[Figure contents as structured data]
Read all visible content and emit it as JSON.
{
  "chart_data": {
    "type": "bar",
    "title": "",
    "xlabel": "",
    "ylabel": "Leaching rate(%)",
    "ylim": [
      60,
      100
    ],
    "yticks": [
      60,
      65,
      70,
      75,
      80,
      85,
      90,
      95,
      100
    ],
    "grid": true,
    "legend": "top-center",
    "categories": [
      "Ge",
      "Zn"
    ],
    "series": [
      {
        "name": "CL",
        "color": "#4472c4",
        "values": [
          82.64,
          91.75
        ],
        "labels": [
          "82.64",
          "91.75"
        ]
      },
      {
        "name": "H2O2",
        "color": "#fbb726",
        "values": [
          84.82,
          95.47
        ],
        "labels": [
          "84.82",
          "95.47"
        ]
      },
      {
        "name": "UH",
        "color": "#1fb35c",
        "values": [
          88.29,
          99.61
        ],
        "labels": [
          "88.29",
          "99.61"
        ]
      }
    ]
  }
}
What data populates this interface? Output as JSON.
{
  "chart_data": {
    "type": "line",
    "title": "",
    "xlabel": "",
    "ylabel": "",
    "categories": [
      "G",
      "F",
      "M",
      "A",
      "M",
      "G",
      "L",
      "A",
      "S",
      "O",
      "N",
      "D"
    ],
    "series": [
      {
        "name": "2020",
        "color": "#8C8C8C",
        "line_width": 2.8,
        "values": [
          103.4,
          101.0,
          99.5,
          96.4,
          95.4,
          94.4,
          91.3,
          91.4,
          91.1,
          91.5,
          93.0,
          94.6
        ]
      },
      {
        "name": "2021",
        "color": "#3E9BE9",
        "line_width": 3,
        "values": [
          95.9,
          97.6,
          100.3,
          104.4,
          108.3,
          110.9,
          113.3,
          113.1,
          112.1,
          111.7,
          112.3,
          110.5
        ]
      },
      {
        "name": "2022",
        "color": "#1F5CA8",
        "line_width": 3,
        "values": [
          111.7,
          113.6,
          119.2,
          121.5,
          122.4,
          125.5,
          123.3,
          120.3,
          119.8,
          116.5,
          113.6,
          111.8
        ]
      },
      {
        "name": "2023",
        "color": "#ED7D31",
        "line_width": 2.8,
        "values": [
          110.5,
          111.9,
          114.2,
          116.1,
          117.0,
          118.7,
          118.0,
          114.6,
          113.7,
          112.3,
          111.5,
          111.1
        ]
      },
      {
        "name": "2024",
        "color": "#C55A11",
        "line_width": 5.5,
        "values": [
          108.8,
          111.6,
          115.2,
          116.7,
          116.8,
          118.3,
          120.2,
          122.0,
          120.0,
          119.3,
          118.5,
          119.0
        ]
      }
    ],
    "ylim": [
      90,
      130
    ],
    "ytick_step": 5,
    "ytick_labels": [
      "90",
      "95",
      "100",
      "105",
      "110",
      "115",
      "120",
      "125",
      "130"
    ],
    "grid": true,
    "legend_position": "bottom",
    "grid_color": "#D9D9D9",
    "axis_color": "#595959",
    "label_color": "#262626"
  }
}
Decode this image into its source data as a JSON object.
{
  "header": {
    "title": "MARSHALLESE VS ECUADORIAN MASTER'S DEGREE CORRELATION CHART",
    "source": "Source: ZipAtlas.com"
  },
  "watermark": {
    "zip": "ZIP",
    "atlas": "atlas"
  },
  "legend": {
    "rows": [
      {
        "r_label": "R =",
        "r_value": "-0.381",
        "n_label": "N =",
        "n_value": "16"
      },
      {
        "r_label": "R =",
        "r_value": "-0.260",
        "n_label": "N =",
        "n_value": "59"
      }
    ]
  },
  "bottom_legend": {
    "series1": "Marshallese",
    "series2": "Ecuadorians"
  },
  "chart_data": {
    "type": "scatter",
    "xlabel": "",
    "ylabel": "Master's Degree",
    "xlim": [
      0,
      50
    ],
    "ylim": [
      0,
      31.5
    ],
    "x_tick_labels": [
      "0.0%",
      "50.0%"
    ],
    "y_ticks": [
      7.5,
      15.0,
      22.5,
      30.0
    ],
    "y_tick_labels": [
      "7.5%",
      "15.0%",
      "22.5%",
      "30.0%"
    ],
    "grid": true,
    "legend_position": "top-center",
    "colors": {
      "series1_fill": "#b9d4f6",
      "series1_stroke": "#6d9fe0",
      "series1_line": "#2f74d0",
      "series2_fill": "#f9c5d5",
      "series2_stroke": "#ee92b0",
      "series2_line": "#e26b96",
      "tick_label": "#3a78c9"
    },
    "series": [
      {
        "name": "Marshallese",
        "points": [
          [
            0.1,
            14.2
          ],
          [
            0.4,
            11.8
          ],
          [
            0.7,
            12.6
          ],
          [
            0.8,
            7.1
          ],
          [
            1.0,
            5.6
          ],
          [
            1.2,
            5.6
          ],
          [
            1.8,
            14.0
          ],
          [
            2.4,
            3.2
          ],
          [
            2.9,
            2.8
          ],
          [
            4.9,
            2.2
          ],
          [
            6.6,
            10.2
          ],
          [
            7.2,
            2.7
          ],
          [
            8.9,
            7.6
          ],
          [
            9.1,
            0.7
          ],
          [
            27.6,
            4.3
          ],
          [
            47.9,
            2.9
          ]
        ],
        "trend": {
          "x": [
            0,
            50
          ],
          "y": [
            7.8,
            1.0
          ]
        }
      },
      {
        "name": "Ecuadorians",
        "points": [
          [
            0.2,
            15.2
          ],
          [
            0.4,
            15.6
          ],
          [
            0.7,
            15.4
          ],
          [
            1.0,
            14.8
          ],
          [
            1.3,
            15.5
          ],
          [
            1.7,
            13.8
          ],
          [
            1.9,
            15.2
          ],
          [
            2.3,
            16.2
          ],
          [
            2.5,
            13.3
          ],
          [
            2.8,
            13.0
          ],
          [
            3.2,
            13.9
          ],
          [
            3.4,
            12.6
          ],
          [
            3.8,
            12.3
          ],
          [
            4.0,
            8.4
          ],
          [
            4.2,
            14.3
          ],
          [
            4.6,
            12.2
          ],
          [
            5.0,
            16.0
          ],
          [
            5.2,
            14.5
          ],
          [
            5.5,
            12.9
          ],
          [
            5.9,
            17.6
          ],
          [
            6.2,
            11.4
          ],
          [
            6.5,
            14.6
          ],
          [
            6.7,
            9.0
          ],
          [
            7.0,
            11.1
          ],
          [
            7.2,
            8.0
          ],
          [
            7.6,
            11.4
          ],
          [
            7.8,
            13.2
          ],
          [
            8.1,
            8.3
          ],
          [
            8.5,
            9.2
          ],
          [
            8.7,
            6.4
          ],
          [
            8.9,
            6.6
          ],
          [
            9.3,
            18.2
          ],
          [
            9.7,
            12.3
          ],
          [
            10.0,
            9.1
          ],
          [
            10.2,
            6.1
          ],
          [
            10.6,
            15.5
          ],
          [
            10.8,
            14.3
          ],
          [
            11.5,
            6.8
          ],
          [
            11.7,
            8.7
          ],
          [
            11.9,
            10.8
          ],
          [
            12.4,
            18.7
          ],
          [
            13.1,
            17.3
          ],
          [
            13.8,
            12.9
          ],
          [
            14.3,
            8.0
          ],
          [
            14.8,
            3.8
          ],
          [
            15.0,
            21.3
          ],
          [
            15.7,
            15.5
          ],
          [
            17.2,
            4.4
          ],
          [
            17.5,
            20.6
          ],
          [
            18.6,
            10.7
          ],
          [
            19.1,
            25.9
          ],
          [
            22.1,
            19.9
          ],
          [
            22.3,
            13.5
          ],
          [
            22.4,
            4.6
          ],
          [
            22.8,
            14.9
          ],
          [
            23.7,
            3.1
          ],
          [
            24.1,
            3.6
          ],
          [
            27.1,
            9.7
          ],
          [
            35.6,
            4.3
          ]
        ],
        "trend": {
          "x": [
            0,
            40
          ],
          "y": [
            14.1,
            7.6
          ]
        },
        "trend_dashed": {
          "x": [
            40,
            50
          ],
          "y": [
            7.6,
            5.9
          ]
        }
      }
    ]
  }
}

What needs to be done - All lines above with "JSON" in them should be returned.

Result -
Read all visible content and emit it as JSON.
What data populates this interface? Output as JSON.
Decode this image into its source data as a JSON object.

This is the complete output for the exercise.